***** INPUT DATA

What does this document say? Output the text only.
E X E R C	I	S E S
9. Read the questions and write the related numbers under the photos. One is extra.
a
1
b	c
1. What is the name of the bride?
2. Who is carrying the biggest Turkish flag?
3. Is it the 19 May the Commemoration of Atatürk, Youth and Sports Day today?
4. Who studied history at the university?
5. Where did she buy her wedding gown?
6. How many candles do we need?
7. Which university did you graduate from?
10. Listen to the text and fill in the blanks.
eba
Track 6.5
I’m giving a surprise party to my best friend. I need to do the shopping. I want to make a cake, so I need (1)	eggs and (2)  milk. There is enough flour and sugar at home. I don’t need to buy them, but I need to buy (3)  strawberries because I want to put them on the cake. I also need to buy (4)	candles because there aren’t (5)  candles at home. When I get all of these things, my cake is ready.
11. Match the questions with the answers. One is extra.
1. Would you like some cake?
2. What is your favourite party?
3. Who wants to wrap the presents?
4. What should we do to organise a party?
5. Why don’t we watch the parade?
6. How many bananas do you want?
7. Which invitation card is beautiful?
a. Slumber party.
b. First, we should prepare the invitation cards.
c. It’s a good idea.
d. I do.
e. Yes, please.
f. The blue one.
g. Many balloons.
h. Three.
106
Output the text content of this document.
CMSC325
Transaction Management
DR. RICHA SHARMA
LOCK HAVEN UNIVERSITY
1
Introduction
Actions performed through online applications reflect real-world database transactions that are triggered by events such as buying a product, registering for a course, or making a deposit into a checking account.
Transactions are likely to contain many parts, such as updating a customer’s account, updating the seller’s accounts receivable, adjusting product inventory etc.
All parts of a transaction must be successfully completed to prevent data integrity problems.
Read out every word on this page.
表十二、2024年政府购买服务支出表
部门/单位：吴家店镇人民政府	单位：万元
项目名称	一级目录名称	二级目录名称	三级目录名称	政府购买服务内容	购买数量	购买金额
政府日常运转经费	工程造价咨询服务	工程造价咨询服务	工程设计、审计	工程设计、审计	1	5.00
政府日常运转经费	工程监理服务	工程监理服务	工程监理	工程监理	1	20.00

**********

> **DIRECTION**
Could you quote, exactly as they appear, the line containing "Output the text content of this document." and every line after it to the end of the records above?

> **TASK RESULT**
Output the text content of this document.
CMSC325
Transaction Management
DR. RICHA SHARMA
LOCK HAVEN UNIVERSITY
1
Introduction
Actions performed through online applications reflect real-world database transactions that are triggered by events such as buying a product, registering for a course, or making a deposit into a checking account.
Transactions are likely to contain many parts, such as updating a customer’s account, updating the seller’s accounts receivable, adjusting product inventory etc.
All parts of a transaction must be successfully completed to prevent data integrity problems.
Read out every word on this page.
表十二、2024年政府购买服务支出表
部门/单位：吴家店镇人民政府	单位：万元
项目名称	一级目录名称	二级目录名称	三级目录名称	政府购买服务内容	购买数量	购买金额
政府日常运转经费	工程造价咨询服务	工程造价咨询服务	工程设计、审计	工程设计、审计	1	5.00
政府日常运转经费	工程监理服务	工程监理服务	工程监理	工程监理	1	20.00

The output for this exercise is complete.